_Article_
· · ·
Taiwanese drama 100% Wife’s dramatic scene falls flat

This article originally appeared on ABACUS

Smart devices nowadays should be able to do everything, right? Making phone calls, sending text messages, browsing online, the works.

So the scriptwriter of the Taiwanese primetime TV series 100% Wife decided that a Nintendo Switch would help a woman escape from her pervert captor.
Forget how the Switch is on the news page when it ‘rang’, the overacting in this alone is killing me… (Picture: YouTube/Sanlih E-Television)

The woman was captured by a stalker. Her captor kept her in a creepy room decked out with countless photographs of her, and cut off all access to the outside world.

Scary, right? Well, at least it was supposed to be scary until the woman found a Nintendo Switch in the room and was struck by an epiphany: She can call her son on the device!

It’s especially funny because Nintendo famously makes it rather difficult to use voice chat in games, let alone actually call someone like a phone. In order to chat, users will have to either be in a game or do it through a separate chat app on iOS or Android.

But in the show, the call actually got through! But instead of her son, the mom reached her ex-husband… who happened to have his Nintendo Switch open while driving his car.

The show was clearly trying to build suspense with this scene, but what it ends up delivering is just absolute hilarity. (Spoiler alert: The ex-husband went to the captor’s place with a detective. And they both got captured too, because of course they did.)

The woman got caught by her stalker and she was zapped with a Taser… (Picture: YouTube/Sanlih E-Television)
· · ·
_Data entries_
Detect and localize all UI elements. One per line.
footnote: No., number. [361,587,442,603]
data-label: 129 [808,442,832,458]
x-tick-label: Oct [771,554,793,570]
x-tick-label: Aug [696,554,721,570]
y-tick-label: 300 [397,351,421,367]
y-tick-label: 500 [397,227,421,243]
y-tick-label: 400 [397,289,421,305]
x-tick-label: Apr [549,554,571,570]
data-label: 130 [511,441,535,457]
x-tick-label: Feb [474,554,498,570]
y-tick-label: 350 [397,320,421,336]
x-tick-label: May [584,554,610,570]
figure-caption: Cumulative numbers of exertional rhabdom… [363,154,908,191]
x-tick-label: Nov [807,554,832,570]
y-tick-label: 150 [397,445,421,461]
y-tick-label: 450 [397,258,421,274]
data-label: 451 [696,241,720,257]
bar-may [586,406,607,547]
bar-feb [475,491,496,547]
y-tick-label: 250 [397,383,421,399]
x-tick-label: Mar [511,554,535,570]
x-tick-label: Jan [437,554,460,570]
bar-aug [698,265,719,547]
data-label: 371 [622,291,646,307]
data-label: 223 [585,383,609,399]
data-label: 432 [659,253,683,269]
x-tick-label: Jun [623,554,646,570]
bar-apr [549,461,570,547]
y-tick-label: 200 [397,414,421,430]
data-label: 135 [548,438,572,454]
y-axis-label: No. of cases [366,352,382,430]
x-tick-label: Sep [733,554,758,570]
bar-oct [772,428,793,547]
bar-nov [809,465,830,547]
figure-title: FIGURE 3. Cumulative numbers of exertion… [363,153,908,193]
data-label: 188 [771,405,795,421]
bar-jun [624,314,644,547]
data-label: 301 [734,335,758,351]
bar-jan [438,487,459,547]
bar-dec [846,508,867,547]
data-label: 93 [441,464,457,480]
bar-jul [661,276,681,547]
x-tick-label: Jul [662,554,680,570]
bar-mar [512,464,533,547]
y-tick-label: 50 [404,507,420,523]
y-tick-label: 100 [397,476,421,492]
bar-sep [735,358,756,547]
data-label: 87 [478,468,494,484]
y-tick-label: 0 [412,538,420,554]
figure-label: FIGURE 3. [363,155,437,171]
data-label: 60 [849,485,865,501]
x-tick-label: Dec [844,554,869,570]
· · ·
_Task instructions_
In the article about the 100% Wife scene, whom did the woman reach when she made a call on the Nintendo Switch?

_The response_
She reached her ex-husband, who had his Nintendo Switch open while driving his car.